Copy out each line below exactly as it appears.

—————

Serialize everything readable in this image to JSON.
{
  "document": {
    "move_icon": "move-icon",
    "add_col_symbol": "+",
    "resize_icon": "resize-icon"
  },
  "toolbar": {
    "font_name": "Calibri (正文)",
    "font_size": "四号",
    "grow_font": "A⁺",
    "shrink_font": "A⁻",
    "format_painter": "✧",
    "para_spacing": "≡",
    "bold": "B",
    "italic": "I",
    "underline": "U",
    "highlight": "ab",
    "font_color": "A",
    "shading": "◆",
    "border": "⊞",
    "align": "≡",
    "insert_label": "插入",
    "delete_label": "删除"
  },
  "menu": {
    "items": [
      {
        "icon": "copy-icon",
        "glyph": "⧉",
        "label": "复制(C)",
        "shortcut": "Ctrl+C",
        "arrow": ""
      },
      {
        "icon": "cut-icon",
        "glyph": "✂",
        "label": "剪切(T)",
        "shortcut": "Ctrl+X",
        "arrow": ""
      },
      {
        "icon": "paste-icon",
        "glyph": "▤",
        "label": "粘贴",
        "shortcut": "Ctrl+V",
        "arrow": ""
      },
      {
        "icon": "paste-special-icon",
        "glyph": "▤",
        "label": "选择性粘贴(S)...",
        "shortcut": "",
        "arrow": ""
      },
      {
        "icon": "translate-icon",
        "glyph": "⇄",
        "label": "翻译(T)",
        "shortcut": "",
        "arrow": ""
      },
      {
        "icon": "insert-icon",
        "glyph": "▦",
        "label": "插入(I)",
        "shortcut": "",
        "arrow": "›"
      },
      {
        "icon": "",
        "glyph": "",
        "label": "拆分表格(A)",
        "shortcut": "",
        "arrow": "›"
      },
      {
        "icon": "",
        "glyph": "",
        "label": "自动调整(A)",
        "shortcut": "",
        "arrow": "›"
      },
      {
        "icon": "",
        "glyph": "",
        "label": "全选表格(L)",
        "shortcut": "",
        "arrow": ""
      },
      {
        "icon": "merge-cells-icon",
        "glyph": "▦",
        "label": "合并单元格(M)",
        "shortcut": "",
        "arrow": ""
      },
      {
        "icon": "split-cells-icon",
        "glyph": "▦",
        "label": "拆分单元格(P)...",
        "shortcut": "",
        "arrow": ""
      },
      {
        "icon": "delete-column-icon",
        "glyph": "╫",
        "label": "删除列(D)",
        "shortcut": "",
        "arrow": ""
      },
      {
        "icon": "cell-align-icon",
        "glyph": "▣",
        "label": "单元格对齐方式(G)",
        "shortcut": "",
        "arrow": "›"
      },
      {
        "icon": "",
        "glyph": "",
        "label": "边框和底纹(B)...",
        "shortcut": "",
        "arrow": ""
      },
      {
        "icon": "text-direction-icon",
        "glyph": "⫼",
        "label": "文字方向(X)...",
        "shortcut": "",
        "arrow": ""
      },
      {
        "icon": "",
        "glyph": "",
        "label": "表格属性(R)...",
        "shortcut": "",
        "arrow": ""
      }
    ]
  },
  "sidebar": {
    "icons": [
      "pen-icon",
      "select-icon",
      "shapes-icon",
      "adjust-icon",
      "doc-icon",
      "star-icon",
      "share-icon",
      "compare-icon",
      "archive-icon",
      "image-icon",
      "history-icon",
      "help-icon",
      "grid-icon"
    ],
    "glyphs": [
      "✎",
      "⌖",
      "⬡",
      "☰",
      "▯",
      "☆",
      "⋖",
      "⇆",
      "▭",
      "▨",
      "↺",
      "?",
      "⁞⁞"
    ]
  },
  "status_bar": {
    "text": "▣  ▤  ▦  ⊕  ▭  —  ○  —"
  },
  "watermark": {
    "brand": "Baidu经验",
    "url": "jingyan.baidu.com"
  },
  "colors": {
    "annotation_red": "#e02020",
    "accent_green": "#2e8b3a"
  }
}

—————

**Written answer**
Serialize everything readable in this image to JSON.
{
  "document": {
    "move_icon": "move-icon",
    "add_col_symbol": "+",
    "resize_icon": "resize-icon"
  },
  "toolbar": {
    "font_name": "Calibri (正文)",
    "font_size": "四号",
    "grow_font": "A⁺",
    "shrink_font": "A⁻",
    "format_painter": "✧",
    "para_spacing": "≡",
    "bold": "B",
    "italic": "I",
    "underline": "U",
    "highlight": "ab",
    "font_color": "A",
    "shading": "◆",
    "border": "⊞",
    "align": "≡",
    "insert_label": "插入",
    "delete_label": "删除"
  },
  "menu": {
    "items": [
      {
        "icon": "copy-icon",
        "glyph": "⧉",
        "label": "复制(C)",
        "shortcut": "Ctrl+C",
        "arrow": ""
      },
      {
        "icon": "cut-icon",
        "glyph": "✂",
        "label": "剪切(T)",
        "shortcut": "Ctrl+X",
        "arrow": ""
      },
      {
        "icon": "paste-icon",
        "glyph": "▤",
        "label": "粘贴",
        "shortcut": "Ctrl+V",
        "arrow": ""
      },
      {
        "icon": "paste-special-icon",
        "glyph": "▤",
        "label": "选择性粘贴(S)...",
        "shortcut": "",
        "arrow": ""
      },
      {
        "icon": "translate-icon",
        "glyph": "⇄",
        "label": "翻译(T)",
        "shortcut": "",
        "arrow": ""
      },
      {
        "icon": "insert-icon",
        "glyph": "▦",
        "label": "插入(I)",
        "shortcut": "",
        "arrow": "›"
      },
      {
        "icon": "",
        "glyph": "",
        "label": "拆分表格(A)",
        "shortcut": "",
        "arrow": "›"
      },
      {
        "icon": "",
        "glyph": "",
        "label": "自动调整(A)",
        "shortcut": "",
        "arrow": "›"
      },
      {
        "icon": "",
        "glyph": "",
        "label": "全选表格(L)",
        "shortcut": "",
        "arrow": ""
      },
      {
        "icon": "merge-cells-icon",
        "glyph": "▦",
        "label": "合并单元格(M)",
        "shortcut": "",
        "arrow": ""
      },
      {
        "icon": "split-cells-icon",
        "glyph": "▦",
        "label": "拆分单元格(P)...",
        "shortcut": "",
        "arrow": ""
      },
      {
        "icon": "delete-column-icon",
        "glyph": "╫",
        "label": "删除列(D)",
        "shortcut": "",
        "arrow": ""
      },
      {
        "icon": "cell-align-icon",
        "glyph": "▣",
        "label": "单元格对齐方式(G)",
        "shortcut": "",
        "arrow": "›"
      },
      {
        "icon": "",
        "glyph": "",
        "label": "边框和底纹(B)...",
        "shortcut": "",
        "arrow": ""
      },
      {
        "icon": "text-direction-icon",
        "glyph": "⫼",
        "label": "文字方向(X)...",
        "shortcut": "",
        "arrow": ""
      },
      {
        "icon": "",
        "glyph": "",
        "label": "表格属性(R)...",
        "shortcut": "",
        "arrow": ""
      }
    ]
  },
  "sidebar": {
    "icons": [
      "pen-icon",
      "select-icon",
      "shapes-icon",
      "adjust-icon",
      "doc-icon",
      "star-icon",
      "share-icon",
      "compare-icon",
      "archive-icon",
      "image-icon",
      "history-icon",
      "help-icon",
      "grid-icon"
    ],
    "glyphs": [
      "✎",
      "⌖",
      "⬡",
      "☰",
      "▯",
      "☆",
      "⋖",
      "⇆",
      "▭",
      "▨",
      "↺",
      "?",
      "⁞⁞"
    ]
  },
  "status_bar": {
    "text": "▣  ▤  ▦  ⊕  ▭  —  ○  —"
  },
  "watermark": {
    "brand": "Baidu经验",
    "url": "jingyan.baidu.com"
  },
  "colors": {
    "annotation_red": "#e02020",
    "accent_green": "#2e8b3a"
  }
}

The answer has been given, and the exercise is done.